Print all of the entries exactly, minus the pictures.

[Some records]
(begin)
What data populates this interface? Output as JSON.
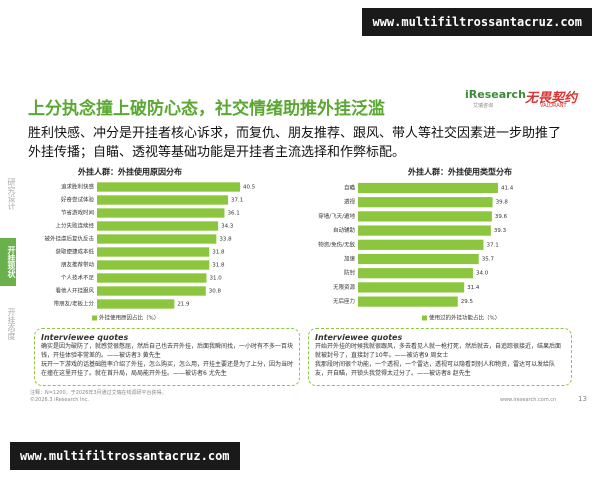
{
  "watermark_top": "www.multifiltrossantacruz.com",
  "watermark_bottom": "www.multifiltrossantacruz.com",
  "logo": {
    "brand": "iResearch",
    "brand_sub": "艾瑞咨询",
    "game": "无畏契约",
    "game_sub": "VALORANT"
  },
  "nav": [
    "研究设计",
    "开挂现状",
    "开挂态度"
  ],
  "title": "上分执念撞上破防心态，社交情绪助推外挂泛滥",
  "subtitle": "胜利快感、冲分是开挂者核心诉求，而复仇、朋友推荐、跟风、带人等社交因素进一步助推了外挂传播；自瞄、透视等基础功能是开挂者主流选择和作弊标配。",
  "chart_data": [
    {
      "type": "hbar",
      "title": "外挂人群：外挂使用原因分布",
      "legend": "外挂使用原因占比（%）",
      "color": "#8cc63f",
      "categories": [
        "追求胜利快感",
        "好奇尝试体验",
        "节省游戏时间",
        "上分失败连续经",
        "被外挂虐后复仇反击",
        "获取便捷成本低",
        "朋友推荐带动",
        "个人技术不足",
        "看他人开挂跟风",
        "带朋友/老板上分"
      ],
      "values": [
        40.5,
        37.1,
        36.1,
        34.3,
        33.8,
        31.8,
        31.8,
        31.0,
        30.8,
        21.9
      ],
      "value_labels": [
        "40.5",
        "37.1",
        "36.1",
        "34.3",
        "33.8",
        "31.8",
        "31.8",
        "31.0",
        "30.8",
        "21.9"
      ]
    },
    {
      "type": "hbar",
      "title": "外挂人群：外挂使用类型分布",
      "legend": "使用过的外挂功能占比（%）",
      "color": "#8cc63f",
      "categories": [
        "自瞄",
        "透视",
        "穿墙/飞天/遁地",
        "自动辅助",
        "物资/免伤/无敌",
        "加速",
        "防封",
        "无限资源",
        "无后座力"
      ],
      "values": [
        41.4,
        39.8,
        39.6,
        39.3,
        37.1,
        35.7,
        34.0,
        31.4,
        29.5
      ],
      "value_labels": [
        "41.4",
        "39.8",
        "39.6",
        "39.3",
        "37.1",
        "35.7",
        "34.0",
        "31.4",
        "29.5"
      ]
    }
  ],
  "quotes": [
    {
      "heading": "Interviewee quotes",
      "items": [
        "确实是因为破防了，就感觉很憋屈，然后自己也去开外挂，后面我瞬间找，一小时有不多一百块钱，开挂体验非常差的。——被访者3 黄先生",
        "玩开一下游戏的话基础胜率介绍了外挂，怎么购买，怎么用，开挂主要还是为了上分，因为当时在撞在这里开挂了。就在首升局，局局能开外挂。——被访者6 尤先生"
      ]
    },
    {
      "heading": "Interviewee quotes",
      "items": [
        "开始开外挂的时候我就很跟风，多去看见人就一枪打死，然后就去，自追踪很接近，结果后面就被封号了，直接封了10年。——被访者9 周女士",
        "我那段时间很个功能，一个透视，一个雷达，透视可以隐看到别人和物资，雷达可以发给队友，开自瞄，开锁头我觉得太过分了。——被访者8 赵先生"
      ]
    }
  ],
  "footer": {
    "copyright": "©2026.3 iResearch Inc.",
    "note": "注释：N=1200，于2026年3月通过艾瑞在线调研平台获得。",
    "site": "www.iresearch.com.cn",
    "page": "13"
  }
}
(end)
SOLUTION TO THE EXERCISE:
What data populates this interface? Output as JSON.
{
  "watermark_top": "www.multifiltrossantacruz.com",
  "watermark_bottom": "www.multifiltrossantacruz.com",
  "logo": {
    "brand": "iResearch",
    "brand_sub": "艾瑞咨询",
    "game": "无畏契约",
    "game_sub": "VALORANT"
  },
  "nav": [
    "研究设计",
    "开挂现状",
    "开挂态度"
  ],
  "title": "上分执念撞上破防心态，社交情绪助推外挂泛滥",
  "subtitle": "胜利快感、冲分是开挂者核心诉求，而复仇、朋友推荐、跟风、带人等社交因素进一步助推了外挂传播；自瞄、透视等基础功能是开挂者主流选择和作弊标配。",
  "chart_data": [
    {
      "type": "hbar",
      "title": "外挂人群：外挂使用原因分布",
      "legend": "外挂使用原因占比（%）",
      "color": "#8cc63f",
      "categories": [
        "追求胜利快感",
        "好奇尝试体验",
        "节省游戏时间",
        "上分失败连续经",
        "被外挂虐后复仇反击",
        "获取便捷成本低",
        "朋友推荐带动",
        "个人技术不足",
        "看他人开挂跟风",
        "带朋友/老板上分"
      ],
      "values": [
        40.5,
        37.1,
        36.1,
        34.3,
        33.8,
        31.8,
        31.8,
        31.0,
        30.8,
        21.9
      ],
      "value_labels": [
        "40.5",
        "37.1",
        "36.1",
        "34.3",
        "33.8",
        "31.8",
        "31.8",
        "31.0",
        "30.8",
        "21.9"
      ]
    },
    {
      "type": "hbar",
      "title": "外挂人群：外挂使用类型分布",
      "legend": "使用过的外挂功能占比（%）",
      "color": "#8cc63f",
      "categories": [
        "自瞄",
        "透视",
        "穿墙/飞天/遁地",
        "自动辅助",
        "物资/免伤/无敌",
        "加速",
        "防封",
        "无限资源",
        "无后座力"
      ],
      "values": [
        41.4,
        39.8,
        39.6,
        39.3,
        37.1,
        35.7,
        34.0,
        31.4,
        29.5
      ],
      "value_labels": [
        "41.4",
        "39.8",
        "39.6",
        "39.3",
        "37.1",
        "35.7",
        "34.0",
        "31.4",
        "29.5"
      ]
    }
  ],
  "quotes": [
    {
      "heading": "Interviewee quotes",
      "items": [
        "确实是因为破防了，就感觉很憋屈，然后自己也去开外挂，后面我瞬间找，一小时有不多一百块钱，开挂体验非常差的。——被访者3 黄先生",
        "玩开一下游戏的话基础胜率介绍了外挂，怎么购买，怎么用，开挂主要还是为了上分，因为当时在撞在这里开挂了。就在首升局，局局能开外挂。——被访者6 尤先生"
      ]
    },
    {
      "heading": "Interviewee quotes",
      "items": [
        "开始开外挂的时候我就很跟风，多去看见人就一枪打死，然后就去，自追踪很接近，结果后面就被封号了，直接封了10年。——被访者9 周女士",
        "我那段时间很个功能，一个透视，一个雷达，透视可以隐看到别人和物资，雷达可以发给队友，开自瞄，开锁头我觉得太过分了。——被访者8 赵先生"
      ]
    }
  ],
  "footer": {
    "copyright": "©2026.3 iResearch Inc.",
    "note": "注释：N=1200，于2026年3月通过艾瑞在线调研平台获得。",
    "site": "www.iresearch.com.cn",
    "page": "13"
  }
}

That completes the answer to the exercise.